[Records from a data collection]
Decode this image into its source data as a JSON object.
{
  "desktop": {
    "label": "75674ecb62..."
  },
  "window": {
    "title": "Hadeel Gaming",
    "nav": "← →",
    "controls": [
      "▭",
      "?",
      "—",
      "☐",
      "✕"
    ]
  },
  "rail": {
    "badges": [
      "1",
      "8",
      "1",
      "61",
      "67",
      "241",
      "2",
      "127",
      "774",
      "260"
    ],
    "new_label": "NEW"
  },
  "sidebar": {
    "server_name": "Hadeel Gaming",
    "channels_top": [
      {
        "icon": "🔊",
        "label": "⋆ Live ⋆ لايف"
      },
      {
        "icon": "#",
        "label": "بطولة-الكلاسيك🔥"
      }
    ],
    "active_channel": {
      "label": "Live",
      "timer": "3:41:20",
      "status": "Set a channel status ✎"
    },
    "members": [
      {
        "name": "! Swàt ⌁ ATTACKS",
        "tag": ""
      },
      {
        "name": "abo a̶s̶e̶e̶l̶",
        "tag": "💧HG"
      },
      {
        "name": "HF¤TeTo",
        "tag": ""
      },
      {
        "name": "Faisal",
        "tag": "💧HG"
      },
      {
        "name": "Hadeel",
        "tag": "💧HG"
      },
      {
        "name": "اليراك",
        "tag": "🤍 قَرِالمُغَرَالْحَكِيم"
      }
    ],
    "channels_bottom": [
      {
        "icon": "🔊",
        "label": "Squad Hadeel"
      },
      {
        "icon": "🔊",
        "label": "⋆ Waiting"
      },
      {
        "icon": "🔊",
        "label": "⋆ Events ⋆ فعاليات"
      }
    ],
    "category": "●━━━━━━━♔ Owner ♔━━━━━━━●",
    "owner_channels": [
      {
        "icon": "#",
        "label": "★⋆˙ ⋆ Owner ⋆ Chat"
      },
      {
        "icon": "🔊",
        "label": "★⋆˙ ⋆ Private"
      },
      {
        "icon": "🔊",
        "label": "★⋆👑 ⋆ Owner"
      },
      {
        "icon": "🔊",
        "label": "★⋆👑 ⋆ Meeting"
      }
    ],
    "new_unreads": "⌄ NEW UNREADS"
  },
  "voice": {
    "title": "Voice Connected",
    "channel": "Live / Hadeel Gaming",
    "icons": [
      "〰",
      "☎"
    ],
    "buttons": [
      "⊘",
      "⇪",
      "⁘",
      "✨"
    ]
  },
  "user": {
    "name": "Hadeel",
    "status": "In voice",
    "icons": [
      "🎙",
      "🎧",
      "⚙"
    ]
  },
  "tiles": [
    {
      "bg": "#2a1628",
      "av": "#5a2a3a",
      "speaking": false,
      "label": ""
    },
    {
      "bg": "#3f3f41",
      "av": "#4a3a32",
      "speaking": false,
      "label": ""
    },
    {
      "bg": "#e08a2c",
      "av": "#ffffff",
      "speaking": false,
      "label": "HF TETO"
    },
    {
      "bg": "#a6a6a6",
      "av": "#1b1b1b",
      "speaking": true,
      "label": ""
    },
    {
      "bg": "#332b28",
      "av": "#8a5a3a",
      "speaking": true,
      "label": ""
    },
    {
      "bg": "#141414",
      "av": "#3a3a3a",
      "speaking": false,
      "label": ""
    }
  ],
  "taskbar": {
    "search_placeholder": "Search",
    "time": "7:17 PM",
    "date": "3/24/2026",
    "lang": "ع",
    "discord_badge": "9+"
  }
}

What this task involves ▸ What is the number of lines above that contain "Hadeel"? Answer with that number only.

Answer in full ▸ 6